» DATA FOR THIS TASK:
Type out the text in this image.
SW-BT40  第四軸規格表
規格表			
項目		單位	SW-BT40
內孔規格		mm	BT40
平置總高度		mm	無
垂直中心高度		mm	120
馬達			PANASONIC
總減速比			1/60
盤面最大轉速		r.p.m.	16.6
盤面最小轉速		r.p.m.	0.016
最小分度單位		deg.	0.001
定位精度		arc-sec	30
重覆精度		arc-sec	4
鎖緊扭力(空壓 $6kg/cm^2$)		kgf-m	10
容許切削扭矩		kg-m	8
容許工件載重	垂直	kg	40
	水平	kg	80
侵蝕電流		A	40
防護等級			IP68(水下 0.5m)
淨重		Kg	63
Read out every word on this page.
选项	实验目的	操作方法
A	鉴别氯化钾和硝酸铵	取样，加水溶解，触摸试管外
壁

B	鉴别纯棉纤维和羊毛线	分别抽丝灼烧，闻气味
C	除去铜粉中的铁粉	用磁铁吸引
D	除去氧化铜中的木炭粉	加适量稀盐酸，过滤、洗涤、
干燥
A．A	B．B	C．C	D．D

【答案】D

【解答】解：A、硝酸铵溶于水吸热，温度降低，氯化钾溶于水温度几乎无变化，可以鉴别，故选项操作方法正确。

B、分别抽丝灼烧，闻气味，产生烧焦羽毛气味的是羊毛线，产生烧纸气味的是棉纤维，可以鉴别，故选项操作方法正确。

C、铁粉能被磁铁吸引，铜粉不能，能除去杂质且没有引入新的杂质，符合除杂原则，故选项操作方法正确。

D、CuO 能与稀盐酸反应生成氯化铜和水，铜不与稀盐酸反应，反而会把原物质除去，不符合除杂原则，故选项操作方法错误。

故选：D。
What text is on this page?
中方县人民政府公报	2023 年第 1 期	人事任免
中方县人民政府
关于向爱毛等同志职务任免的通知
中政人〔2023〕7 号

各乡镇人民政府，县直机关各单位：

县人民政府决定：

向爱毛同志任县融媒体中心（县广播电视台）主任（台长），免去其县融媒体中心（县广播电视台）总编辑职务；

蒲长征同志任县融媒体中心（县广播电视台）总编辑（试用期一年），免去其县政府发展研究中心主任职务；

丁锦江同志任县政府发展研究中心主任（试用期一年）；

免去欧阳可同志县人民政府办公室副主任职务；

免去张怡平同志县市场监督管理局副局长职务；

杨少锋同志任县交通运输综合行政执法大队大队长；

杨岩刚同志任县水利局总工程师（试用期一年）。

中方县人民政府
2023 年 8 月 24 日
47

» EXERCISE BRIEF:
Return the lines above, from the one containing "Read out every word on this page." to the end, exactly as they stand.

» FINISHED ANSWER:
Read out every word on this page.
选项	实验目的	操作方法
A	鉴别氯化钾和硝酸铵	取样，加水溶解，触摸试管外
壁

B	鉴别纯棉纤维和羊毛线	分别抽丝灼烧，闻气味
C	除去铜粉中的铁粉	用磁铁吸引
D	除去氧化铜中的木炭粉	加适量稀盐酸，过滤、洗涤、
干燥
A．A	B．B	C．C	D．D

【答案】D

【解答】解：A、硝酸铵溶于水吸热，温度降低，氯化钾溶于水温度几乎无变化，可以鉴别，故选项操作方法正确。

B、分别抽丝灼烧，闻气味，产生烧焦羽毛气味的是羊毛线，产生烧纸气味的是棉纤维，可以鉴别，故选项操作方法正确。

C、铁粉能被磁铁吸引，铜粉不能，能除去杂质且没有引入新的杂质，符合除杂原则，故选项操作方法正确。

D、CuO 能与稀盐酸反应生成氯化铜和水，铜不与稀盐酸反应，反而会把原物质除去，不符合除杂原则，故选项操作方法错误。

故选：D。
What text is on this page?
中方县人民政府公报	2023 年第 1 期	人事任免
中方县人民政府
关于向爱毛等同志职务任免的通知
中政人〔2023〕7 号

各乡镇人民政府，县直机关各单位：

县人民政府决定：

向爱毛同志任县融媒体中心（县广播电视台）主任（台长），免去其县融媒体中心（县广播电视台）总编辑职务；

蒲长征同志任县融媒体中心（县广播电视台）总编辑（试用期一年），免去其县政府发展研究中心主任职务；

丁锦江同志任县政府发展研究中心主任（试用期一年）；

免去欧阳可同志县人民政府办公室副主任职务；

免去张怡平同志县市场监督管理局副局长职务；

杨少锋同志任县交通运输综合行政执法大队大队长；

杨岩刚同志任县水利局总工程师（试用期一年）。

中方县人民政府
2023 年 8 月 24 日
47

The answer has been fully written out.